● **Required work**:
Read the records below and copy each line that contains "Truncation".

*** Given data ***

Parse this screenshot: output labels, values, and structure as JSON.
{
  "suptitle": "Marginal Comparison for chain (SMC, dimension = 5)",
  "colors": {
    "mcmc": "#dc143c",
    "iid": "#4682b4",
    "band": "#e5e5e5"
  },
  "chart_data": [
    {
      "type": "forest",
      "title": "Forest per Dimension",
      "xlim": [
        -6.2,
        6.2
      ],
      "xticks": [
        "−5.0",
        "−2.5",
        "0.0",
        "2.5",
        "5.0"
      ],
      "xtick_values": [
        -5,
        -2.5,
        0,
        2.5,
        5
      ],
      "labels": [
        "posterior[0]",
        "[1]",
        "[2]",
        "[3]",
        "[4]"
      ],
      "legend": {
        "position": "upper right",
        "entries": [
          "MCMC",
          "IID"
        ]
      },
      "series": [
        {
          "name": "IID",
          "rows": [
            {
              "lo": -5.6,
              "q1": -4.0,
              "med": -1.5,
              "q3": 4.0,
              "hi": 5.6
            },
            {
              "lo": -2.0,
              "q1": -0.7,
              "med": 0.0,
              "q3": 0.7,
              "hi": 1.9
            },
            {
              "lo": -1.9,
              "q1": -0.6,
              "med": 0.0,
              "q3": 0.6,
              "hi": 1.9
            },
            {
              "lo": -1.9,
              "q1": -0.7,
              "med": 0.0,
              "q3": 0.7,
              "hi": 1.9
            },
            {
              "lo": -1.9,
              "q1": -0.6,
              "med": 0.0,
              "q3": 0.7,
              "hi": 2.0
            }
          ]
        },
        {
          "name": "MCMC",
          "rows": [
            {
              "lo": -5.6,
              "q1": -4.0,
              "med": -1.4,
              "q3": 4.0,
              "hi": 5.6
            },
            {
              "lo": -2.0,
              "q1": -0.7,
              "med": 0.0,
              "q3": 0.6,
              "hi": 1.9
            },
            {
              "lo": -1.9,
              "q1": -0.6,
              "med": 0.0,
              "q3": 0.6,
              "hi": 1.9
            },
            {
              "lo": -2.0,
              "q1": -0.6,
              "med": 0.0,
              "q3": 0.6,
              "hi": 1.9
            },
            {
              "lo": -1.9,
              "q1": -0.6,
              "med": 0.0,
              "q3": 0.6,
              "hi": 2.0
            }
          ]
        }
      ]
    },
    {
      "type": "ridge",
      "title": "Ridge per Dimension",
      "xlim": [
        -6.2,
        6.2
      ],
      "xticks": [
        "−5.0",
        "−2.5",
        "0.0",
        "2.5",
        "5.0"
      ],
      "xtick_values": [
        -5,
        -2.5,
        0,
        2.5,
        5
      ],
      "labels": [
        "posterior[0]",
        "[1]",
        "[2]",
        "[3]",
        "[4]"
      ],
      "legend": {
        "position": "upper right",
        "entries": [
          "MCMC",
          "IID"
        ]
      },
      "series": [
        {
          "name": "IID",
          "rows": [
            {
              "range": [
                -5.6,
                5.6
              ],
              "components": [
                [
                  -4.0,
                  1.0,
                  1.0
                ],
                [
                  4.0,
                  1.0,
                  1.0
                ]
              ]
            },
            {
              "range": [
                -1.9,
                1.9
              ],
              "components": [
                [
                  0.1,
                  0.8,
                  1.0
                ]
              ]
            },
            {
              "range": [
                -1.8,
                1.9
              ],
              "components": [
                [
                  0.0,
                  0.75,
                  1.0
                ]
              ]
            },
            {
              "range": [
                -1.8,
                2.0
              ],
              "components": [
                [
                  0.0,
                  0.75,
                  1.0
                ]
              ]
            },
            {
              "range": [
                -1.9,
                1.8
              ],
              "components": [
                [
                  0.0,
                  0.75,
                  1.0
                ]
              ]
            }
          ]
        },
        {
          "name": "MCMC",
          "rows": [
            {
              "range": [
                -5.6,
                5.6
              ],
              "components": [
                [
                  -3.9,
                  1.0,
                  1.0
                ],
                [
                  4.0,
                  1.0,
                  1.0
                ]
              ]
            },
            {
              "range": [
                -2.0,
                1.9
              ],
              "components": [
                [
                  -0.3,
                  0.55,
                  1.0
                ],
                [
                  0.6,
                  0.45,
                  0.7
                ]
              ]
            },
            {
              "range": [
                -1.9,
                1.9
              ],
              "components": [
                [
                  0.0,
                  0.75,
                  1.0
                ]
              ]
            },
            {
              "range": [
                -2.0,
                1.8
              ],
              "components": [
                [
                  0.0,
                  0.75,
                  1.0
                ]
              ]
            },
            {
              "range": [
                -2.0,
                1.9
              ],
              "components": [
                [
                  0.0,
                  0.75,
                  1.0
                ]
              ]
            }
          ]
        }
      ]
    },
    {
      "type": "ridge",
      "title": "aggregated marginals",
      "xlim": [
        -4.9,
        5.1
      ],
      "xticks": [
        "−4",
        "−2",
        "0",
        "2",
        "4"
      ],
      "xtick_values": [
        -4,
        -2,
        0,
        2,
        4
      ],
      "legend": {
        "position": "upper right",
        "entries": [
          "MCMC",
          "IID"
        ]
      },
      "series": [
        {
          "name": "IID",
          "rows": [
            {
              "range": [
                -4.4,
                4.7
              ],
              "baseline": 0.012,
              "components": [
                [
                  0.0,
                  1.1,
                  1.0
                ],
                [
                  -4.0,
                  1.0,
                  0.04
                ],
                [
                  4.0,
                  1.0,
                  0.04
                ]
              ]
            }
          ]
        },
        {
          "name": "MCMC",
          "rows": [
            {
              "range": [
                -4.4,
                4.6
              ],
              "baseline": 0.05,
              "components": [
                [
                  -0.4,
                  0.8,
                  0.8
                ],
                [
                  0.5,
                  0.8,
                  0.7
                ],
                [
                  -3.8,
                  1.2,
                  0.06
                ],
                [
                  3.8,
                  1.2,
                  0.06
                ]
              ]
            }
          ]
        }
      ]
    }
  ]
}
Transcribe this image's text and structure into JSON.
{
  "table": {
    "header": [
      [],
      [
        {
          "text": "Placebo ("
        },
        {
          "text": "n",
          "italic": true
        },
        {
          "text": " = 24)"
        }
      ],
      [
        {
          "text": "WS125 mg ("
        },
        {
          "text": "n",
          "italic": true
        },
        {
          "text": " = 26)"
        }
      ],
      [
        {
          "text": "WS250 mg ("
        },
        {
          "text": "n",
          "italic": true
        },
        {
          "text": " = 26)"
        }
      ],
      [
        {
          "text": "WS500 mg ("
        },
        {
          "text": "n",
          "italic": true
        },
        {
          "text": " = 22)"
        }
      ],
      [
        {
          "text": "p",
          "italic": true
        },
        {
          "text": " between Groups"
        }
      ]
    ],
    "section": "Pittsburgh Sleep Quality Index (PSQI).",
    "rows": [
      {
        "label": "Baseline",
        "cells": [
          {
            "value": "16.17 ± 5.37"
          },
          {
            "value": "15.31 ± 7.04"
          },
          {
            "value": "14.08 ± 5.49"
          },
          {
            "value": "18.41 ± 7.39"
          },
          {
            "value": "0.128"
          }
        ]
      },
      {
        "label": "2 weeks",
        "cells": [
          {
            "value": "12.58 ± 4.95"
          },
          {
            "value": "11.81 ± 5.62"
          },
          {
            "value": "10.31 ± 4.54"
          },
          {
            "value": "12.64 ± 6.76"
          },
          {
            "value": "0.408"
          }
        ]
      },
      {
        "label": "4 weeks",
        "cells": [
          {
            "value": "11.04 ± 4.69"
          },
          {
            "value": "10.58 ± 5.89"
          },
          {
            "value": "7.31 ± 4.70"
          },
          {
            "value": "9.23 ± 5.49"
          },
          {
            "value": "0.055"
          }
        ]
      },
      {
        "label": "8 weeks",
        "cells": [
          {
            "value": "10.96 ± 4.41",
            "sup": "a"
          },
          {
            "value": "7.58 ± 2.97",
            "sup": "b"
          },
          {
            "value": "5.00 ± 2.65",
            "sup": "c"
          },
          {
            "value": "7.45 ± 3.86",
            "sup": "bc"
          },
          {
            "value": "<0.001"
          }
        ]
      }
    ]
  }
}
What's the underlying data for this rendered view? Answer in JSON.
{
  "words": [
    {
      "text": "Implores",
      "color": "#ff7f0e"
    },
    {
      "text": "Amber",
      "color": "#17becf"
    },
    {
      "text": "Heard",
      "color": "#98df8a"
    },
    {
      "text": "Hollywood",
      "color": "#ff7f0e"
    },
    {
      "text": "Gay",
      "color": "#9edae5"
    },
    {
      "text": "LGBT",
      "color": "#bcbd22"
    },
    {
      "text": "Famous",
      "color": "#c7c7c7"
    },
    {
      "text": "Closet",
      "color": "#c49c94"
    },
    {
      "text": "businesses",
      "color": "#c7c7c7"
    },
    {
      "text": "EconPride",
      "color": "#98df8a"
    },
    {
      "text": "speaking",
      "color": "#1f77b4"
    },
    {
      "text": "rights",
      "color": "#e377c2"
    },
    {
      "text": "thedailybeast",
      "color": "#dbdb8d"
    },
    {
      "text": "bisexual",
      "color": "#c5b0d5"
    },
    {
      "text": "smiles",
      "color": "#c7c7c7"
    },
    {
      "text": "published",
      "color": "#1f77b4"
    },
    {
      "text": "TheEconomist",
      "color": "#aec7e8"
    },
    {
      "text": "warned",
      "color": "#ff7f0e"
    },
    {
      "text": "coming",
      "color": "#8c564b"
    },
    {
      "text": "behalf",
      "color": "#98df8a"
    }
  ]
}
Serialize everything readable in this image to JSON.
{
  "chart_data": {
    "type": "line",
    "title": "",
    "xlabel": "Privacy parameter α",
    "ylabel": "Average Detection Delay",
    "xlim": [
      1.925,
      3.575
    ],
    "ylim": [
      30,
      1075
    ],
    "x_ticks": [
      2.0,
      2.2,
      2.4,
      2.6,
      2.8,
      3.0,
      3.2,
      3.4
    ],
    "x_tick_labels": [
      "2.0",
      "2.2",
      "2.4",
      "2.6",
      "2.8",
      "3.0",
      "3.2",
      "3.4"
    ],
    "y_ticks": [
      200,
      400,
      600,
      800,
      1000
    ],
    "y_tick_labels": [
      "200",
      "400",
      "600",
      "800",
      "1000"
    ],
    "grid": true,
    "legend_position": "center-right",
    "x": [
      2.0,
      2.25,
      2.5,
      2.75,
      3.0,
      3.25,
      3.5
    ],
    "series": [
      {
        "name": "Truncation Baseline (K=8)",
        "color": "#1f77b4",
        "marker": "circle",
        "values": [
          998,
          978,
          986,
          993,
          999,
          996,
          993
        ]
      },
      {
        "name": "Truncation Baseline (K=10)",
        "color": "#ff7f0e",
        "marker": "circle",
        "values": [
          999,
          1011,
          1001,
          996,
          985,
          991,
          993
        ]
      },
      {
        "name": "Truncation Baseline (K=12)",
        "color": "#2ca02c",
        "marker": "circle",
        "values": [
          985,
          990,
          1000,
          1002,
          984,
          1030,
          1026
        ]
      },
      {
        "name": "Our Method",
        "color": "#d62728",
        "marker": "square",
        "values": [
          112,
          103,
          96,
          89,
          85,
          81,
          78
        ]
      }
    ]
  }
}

***

● **The answer**:
        "name": "Truncation Baseline (K=8)",
        "name": "Truncation Baseline (K=10)",
        "name": "Truncation Baseline (K=12)",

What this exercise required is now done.